*Set problem*
Read through the entries below and return each line with the word "JSON".

## Begin Raw data

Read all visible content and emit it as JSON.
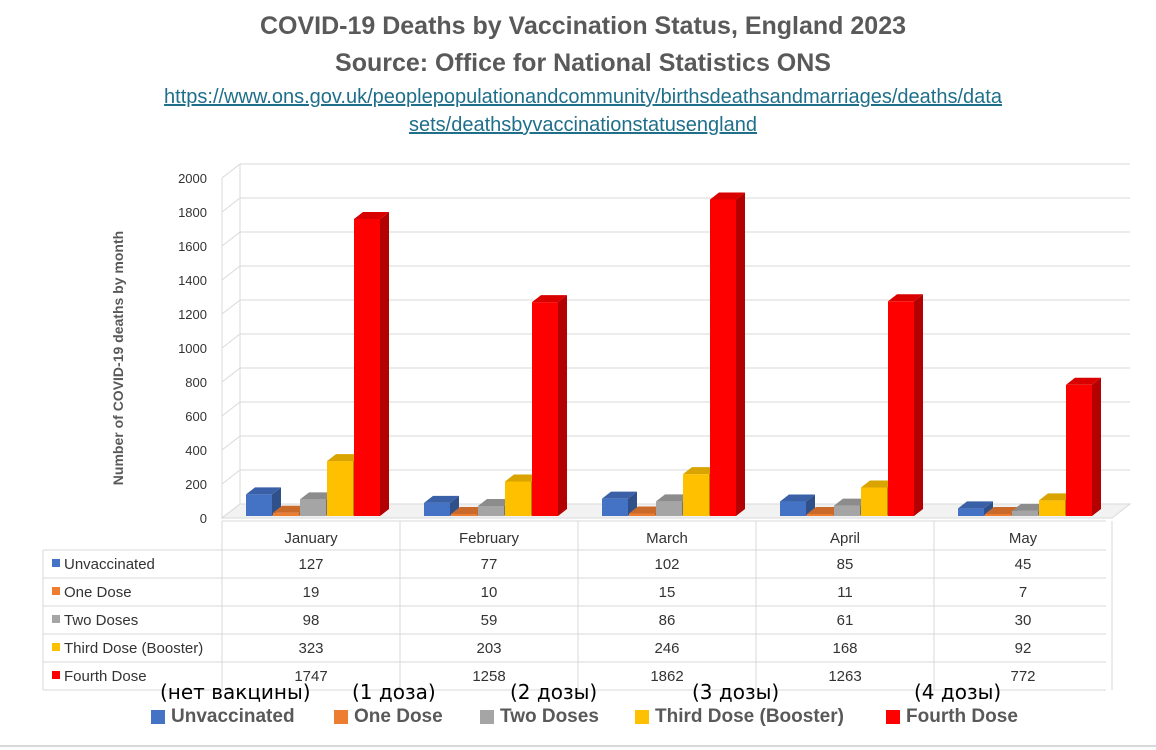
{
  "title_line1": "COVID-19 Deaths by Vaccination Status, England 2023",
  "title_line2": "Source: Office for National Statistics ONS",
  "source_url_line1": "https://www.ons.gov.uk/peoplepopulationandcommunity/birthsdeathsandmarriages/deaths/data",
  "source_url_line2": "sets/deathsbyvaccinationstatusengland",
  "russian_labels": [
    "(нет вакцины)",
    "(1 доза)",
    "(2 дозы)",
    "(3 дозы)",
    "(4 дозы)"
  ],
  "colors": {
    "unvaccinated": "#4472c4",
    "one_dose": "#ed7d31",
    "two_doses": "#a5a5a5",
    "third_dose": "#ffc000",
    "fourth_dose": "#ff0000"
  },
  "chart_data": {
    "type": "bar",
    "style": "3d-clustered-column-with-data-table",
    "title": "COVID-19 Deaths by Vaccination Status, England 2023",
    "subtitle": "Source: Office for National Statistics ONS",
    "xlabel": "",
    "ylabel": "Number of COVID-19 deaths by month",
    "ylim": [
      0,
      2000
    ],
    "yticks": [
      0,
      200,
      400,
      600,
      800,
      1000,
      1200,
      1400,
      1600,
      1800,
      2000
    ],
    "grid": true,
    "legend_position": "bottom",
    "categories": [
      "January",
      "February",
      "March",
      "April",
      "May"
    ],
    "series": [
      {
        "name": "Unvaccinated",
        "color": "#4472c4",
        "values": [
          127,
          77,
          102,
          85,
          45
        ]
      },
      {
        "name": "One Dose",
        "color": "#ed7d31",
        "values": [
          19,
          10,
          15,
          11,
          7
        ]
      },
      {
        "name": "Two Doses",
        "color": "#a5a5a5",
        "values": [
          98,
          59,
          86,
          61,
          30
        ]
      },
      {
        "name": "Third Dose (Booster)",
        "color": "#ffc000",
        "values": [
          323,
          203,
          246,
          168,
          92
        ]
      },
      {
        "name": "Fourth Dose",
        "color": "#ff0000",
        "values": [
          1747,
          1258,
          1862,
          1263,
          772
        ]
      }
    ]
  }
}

## End Raw data
## Begin Raw data

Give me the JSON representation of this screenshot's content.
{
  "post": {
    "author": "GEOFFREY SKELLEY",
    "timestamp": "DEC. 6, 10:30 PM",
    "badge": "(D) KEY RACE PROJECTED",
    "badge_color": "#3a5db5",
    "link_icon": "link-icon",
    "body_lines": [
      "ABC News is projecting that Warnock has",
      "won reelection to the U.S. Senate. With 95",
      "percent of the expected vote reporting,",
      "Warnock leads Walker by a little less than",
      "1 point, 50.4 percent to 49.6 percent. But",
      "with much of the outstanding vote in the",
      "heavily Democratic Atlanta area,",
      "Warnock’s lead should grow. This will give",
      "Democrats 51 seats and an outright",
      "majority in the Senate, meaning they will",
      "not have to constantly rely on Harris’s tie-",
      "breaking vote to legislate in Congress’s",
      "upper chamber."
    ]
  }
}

## End Raw data

*Result below*
Read all visible content and emit it as JSON.
Give me the JSON representation of this screenshot's content.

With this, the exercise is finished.